- _What is being asked_: Find each row below that includes the word "Якутск" and copy those rows.

**** Material provided ****

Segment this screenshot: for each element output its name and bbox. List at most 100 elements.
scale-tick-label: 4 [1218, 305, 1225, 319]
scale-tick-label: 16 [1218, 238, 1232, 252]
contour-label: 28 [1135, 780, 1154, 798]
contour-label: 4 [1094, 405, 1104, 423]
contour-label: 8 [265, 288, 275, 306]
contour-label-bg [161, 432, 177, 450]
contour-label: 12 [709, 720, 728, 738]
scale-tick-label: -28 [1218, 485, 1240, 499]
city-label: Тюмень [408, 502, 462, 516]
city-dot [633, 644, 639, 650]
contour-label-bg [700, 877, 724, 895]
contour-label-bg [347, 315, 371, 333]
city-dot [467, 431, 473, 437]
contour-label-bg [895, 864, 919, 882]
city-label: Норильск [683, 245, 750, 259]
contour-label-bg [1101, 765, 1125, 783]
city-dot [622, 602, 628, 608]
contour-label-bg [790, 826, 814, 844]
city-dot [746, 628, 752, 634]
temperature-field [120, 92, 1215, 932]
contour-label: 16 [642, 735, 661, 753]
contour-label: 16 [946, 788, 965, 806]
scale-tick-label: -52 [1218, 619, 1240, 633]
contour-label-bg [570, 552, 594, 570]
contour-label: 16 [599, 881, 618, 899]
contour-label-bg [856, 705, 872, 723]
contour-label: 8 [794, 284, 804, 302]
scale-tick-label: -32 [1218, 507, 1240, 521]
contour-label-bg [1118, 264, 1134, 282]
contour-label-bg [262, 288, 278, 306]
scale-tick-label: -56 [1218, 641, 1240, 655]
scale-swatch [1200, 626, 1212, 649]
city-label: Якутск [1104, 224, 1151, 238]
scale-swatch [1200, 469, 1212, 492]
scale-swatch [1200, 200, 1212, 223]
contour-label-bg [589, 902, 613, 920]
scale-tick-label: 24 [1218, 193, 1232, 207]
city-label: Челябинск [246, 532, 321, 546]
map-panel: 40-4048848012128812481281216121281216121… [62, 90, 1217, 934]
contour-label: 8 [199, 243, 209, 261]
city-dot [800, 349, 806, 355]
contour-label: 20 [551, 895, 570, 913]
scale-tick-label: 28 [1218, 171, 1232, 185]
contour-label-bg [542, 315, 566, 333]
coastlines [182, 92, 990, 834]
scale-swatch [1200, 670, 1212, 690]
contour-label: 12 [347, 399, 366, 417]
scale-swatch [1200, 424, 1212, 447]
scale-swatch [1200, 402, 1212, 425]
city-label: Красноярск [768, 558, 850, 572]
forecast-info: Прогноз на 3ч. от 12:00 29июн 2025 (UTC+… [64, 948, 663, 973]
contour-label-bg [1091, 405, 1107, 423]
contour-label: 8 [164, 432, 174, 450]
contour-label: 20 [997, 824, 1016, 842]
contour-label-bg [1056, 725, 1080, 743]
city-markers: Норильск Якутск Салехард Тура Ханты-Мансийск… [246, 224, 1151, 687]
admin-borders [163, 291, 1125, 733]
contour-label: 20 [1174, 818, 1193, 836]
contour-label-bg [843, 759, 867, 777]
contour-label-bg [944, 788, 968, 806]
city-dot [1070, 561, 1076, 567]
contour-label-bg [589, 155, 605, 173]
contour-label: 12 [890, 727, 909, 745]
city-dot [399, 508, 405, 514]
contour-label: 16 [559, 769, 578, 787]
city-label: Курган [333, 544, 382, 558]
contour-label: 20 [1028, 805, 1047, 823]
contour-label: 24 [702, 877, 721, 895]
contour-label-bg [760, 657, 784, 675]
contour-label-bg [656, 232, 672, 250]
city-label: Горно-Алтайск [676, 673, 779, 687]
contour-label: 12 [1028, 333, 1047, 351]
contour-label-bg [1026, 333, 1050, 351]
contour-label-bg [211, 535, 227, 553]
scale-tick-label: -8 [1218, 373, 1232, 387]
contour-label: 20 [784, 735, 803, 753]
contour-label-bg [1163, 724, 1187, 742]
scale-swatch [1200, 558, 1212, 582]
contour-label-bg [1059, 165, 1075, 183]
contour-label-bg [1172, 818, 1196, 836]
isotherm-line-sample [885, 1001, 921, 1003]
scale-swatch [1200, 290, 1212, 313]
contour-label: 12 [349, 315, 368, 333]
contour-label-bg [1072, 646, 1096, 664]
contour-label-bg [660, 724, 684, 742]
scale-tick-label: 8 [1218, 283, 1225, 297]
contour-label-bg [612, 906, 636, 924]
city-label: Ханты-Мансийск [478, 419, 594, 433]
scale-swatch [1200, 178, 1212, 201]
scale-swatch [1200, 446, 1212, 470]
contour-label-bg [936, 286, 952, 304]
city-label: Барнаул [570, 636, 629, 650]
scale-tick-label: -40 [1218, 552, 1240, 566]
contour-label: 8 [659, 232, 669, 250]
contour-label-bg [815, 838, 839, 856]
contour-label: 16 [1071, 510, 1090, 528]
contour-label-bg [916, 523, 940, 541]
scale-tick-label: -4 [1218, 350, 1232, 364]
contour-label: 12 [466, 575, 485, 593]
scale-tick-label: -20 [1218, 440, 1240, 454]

****

- _Written reply_:
city-label: Якутск [1104, 224, 1151, 238]
city-markers: Норильск Якутск Салехард Тура Ханты-Мансийск… [246, 224, 1151, 687]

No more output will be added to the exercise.